Set problem: Read the records below. Copy each line where the string "сельскохозяйственных" occurs.

Items:
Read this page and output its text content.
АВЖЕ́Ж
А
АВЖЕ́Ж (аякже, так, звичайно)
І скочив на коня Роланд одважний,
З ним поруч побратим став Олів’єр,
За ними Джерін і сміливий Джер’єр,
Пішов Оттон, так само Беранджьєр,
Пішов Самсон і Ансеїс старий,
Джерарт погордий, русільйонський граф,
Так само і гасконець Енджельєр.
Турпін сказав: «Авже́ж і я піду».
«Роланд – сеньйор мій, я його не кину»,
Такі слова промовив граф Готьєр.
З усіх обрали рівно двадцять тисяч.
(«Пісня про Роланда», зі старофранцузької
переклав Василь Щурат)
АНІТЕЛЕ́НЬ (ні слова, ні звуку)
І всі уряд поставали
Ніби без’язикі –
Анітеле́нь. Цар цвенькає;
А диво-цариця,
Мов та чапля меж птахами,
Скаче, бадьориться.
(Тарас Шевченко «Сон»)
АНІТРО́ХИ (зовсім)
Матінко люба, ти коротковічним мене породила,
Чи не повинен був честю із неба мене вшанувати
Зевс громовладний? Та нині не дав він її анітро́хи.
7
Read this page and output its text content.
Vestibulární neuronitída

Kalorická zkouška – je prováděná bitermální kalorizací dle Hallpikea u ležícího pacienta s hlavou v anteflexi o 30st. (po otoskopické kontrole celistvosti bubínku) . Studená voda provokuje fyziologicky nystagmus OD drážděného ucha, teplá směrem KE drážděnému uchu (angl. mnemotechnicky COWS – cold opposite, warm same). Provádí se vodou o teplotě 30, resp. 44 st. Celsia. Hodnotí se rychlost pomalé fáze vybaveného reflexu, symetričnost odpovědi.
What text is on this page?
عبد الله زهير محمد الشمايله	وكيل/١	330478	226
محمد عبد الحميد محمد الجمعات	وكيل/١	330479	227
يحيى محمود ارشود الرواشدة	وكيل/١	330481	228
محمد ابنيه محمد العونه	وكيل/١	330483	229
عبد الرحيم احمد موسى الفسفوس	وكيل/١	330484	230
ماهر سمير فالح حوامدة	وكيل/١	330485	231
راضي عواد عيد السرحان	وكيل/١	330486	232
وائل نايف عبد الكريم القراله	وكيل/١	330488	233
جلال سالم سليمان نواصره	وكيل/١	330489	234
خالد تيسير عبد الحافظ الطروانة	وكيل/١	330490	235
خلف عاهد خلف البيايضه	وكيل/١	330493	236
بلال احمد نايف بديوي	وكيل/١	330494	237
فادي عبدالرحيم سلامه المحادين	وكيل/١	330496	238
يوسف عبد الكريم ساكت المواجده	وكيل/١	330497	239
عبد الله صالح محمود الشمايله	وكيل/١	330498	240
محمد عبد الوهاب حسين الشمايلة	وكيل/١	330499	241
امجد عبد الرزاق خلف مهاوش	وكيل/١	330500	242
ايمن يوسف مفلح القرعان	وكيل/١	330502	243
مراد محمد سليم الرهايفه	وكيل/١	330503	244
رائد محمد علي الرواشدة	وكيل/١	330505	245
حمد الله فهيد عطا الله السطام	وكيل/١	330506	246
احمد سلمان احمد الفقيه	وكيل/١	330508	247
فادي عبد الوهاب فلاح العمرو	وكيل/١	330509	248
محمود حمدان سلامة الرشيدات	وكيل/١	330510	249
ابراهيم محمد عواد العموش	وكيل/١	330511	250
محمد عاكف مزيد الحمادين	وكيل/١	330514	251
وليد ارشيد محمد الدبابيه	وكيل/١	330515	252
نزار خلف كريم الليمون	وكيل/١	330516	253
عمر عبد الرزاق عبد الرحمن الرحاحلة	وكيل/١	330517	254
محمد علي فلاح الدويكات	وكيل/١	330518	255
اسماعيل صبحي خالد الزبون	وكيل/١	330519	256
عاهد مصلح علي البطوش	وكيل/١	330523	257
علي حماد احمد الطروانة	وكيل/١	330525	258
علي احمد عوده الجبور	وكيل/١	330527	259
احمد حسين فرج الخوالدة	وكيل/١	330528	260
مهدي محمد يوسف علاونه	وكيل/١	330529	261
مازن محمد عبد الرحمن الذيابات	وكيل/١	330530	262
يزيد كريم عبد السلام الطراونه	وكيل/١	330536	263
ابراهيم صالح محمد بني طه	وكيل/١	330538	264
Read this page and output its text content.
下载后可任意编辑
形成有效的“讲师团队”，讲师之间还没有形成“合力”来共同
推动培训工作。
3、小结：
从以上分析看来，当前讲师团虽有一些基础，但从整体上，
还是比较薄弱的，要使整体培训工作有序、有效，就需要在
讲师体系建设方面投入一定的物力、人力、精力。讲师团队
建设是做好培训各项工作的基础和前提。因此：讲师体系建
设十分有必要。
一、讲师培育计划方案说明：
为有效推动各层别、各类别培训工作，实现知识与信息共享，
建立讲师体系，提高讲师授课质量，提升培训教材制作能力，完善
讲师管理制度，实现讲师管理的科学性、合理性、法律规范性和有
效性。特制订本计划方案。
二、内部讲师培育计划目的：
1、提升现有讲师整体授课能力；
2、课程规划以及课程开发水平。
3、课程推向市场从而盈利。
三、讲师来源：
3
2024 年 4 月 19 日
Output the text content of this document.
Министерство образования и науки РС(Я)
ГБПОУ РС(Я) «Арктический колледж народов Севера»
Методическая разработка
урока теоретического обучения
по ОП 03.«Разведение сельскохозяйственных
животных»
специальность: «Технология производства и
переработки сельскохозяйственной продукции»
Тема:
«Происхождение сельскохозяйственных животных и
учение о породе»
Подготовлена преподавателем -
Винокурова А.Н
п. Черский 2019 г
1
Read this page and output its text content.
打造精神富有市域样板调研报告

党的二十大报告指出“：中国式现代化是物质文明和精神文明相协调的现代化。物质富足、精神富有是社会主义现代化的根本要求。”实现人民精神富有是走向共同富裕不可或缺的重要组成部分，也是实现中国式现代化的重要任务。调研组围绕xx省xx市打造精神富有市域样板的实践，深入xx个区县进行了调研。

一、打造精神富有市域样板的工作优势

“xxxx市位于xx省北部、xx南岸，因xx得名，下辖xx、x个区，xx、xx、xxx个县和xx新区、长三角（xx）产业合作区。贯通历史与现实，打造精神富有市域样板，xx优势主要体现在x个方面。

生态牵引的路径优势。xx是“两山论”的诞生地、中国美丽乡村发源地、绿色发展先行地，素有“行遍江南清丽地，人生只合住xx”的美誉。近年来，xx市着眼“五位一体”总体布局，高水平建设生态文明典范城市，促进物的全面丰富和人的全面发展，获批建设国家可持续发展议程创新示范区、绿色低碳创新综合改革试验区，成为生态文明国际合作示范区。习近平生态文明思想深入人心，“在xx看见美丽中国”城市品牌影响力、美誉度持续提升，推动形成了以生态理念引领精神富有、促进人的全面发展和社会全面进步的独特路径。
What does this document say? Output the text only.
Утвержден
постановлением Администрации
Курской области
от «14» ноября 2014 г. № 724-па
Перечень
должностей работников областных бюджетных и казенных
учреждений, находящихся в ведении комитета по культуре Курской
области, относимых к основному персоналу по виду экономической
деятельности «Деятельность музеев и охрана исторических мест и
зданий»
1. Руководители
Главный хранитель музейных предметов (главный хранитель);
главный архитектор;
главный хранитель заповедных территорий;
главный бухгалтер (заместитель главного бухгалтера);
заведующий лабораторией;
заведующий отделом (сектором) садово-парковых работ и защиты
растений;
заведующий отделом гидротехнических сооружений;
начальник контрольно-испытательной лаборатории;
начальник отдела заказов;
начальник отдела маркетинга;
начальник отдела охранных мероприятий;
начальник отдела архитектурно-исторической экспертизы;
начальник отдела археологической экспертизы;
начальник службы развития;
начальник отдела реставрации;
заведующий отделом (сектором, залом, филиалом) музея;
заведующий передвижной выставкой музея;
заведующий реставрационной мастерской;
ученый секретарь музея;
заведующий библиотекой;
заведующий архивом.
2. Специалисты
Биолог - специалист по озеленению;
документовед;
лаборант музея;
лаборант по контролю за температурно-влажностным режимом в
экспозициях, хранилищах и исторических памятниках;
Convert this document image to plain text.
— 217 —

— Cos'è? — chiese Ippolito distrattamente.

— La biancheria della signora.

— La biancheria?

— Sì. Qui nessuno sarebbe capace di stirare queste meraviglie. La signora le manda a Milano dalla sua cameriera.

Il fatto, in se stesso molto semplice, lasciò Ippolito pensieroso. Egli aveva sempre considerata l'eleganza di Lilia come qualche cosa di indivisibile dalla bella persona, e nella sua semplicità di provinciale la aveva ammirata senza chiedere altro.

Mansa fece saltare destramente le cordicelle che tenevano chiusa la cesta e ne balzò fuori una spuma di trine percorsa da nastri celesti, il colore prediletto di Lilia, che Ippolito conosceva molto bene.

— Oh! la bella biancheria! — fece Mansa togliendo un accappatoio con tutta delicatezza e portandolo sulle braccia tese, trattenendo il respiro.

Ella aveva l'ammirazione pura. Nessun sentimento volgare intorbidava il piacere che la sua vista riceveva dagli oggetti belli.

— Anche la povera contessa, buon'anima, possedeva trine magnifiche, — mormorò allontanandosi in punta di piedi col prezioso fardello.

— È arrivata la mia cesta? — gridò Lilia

Solved problem:
по ОП 03.«Разведение сельскохозяйственных
«Происхождение сельскохозяйственных животных и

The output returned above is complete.